-- MATERIAL SUPPLIED start --
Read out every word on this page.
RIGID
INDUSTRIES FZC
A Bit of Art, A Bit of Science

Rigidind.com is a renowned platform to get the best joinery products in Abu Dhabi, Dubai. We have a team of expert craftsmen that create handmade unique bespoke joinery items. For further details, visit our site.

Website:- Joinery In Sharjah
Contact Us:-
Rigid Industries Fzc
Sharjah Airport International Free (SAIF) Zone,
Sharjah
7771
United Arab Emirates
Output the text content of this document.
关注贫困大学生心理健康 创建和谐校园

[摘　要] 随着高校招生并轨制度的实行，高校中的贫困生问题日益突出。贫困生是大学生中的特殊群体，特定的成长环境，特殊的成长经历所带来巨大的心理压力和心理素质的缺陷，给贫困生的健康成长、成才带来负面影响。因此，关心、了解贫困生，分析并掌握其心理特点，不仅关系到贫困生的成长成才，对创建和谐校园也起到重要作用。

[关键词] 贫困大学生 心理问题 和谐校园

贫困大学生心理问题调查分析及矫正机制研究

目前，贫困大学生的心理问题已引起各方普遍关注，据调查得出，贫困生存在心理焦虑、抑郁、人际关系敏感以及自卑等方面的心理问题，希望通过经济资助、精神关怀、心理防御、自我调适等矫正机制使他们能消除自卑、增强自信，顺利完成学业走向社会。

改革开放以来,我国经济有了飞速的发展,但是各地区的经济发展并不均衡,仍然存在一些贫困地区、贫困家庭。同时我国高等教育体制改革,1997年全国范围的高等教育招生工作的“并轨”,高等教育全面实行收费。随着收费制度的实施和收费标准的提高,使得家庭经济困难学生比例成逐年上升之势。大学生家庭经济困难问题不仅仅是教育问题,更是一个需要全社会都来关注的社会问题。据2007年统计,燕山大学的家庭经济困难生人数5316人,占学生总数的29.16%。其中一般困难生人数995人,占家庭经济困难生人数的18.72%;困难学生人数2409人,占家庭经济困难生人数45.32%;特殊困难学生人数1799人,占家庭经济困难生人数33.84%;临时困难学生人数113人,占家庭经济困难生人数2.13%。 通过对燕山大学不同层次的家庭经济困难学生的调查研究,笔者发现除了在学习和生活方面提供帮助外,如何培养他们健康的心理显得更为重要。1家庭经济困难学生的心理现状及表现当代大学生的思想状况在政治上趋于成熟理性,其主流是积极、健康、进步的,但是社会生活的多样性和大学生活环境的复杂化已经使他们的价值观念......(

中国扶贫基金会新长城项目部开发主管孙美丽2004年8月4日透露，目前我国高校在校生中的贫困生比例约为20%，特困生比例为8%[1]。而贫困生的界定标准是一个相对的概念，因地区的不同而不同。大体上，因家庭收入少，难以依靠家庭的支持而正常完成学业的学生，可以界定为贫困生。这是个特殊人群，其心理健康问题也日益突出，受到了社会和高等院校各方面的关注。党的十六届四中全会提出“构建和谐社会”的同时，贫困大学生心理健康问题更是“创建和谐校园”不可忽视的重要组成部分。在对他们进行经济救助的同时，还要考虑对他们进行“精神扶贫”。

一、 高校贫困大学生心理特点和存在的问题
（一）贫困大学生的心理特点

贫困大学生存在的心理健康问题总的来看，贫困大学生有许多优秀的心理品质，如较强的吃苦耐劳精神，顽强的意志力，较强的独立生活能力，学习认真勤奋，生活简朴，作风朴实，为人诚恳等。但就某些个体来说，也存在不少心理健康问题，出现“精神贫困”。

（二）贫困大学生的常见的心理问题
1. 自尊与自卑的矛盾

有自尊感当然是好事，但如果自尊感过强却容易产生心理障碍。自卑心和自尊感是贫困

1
-- MATERIAL SUPPLIED end --
-- MATERIAL SUPPLIED start --
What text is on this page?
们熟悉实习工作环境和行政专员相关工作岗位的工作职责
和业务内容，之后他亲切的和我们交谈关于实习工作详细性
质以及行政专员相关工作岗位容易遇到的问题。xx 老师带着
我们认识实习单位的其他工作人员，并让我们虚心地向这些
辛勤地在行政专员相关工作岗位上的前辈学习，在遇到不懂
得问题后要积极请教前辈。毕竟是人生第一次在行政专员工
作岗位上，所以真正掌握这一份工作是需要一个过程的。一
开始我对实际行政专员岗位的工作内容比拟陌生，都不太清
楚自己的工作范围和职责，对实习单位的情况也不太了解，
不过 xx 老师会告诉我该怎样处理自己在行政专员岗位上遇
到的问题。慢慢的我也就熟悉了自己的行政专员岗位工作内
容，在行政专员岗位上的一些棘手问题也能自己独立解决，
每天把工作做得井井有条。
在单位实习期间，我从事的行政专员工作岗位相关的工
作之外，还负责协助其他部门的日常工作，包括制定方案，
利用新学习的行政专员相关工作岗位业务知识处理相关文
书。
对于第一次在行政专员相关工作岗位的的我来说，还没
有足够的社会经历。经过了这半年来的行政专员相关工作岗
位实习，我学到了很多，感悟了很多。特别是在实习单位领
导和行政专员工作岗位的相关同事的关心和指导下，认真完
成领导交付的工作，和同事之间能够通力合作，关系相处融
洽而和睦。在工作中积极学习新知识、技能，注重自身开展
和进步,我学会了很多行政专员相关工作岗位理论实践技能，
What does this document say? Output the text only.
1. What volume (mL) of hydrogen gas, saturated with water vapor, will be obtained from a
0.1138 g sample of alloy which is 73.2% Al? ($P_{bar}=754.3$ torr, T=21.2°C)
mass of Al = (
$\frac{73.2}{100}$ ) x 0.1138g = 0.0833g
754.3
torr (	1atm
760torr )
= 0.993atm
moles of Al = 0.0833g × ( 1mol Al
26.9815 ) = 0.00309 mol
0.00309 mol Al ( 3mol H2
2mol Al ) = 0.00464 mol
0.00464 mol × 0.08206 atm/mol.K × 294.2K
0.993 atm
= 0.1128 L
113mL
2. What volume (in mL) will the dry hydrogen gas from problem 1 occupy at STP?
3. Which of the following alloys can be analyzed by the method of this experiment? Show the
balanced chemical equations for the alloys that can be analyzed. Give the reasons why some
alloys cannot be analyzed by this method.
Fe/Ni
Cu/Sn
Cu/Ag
-- MATERIAL SUPPLIED end --
-- MATERIAL SUPPLIED start --
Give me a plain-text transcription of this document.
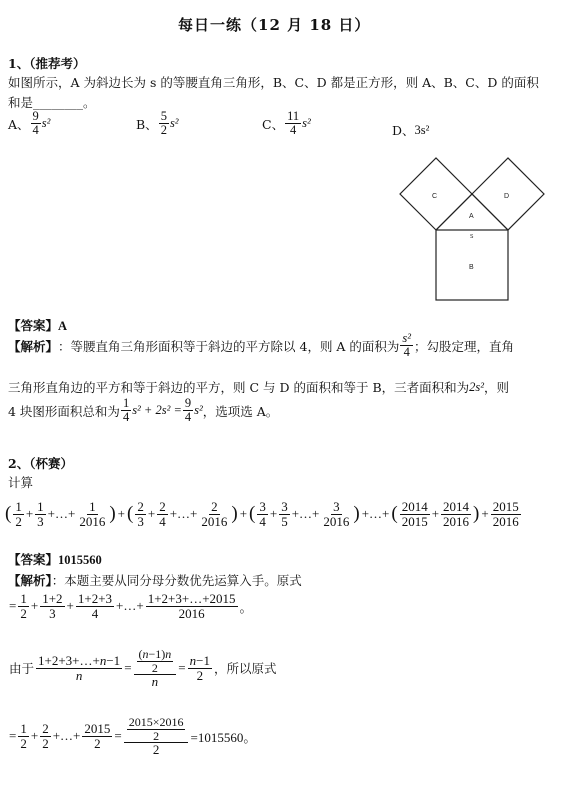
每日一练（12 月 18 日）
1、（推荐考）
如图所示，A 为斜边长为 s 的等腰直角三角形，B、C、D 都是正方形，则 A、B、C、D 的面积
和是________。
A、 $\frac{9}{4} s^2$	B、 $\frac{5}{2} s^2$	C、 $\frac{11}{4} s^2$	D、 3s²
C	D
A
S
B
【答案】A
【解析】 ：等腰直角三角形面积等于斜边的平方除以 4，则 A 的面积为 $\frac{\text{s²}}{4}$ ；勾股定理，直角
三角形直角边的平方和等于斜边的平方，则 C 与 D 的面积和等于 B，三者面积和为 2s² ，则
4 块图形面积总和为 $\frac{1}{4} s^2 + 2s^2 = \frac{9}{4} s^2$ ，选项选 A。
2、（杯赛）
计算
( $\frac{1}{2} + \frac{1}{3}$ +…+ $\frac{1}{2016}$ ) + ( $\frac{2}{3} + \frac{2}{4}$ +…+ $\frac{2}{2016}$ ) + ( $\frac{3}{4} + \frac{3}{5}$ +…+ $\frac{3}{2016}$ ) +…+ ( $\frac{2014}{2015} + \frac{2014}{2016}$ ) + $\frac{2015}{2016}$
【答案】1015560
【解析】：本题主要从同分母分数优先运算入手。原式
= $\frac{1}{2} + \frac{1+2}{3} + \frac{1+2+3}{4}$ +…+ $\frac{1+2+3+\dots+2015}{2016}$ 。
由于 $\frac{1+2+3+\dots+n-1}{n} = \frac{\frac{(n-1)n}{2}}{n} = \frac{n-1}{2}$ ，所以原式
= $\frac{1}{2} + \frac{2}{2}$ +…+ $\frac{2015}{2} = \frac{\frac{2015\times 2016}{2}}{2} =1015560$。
-- MATERIAL SUPPLIED end --
## REQUIREMENTS
Using the listing, collect all lines in which the string "page" is found.

## REPLY
Read out every word on this page.
What text is on this page?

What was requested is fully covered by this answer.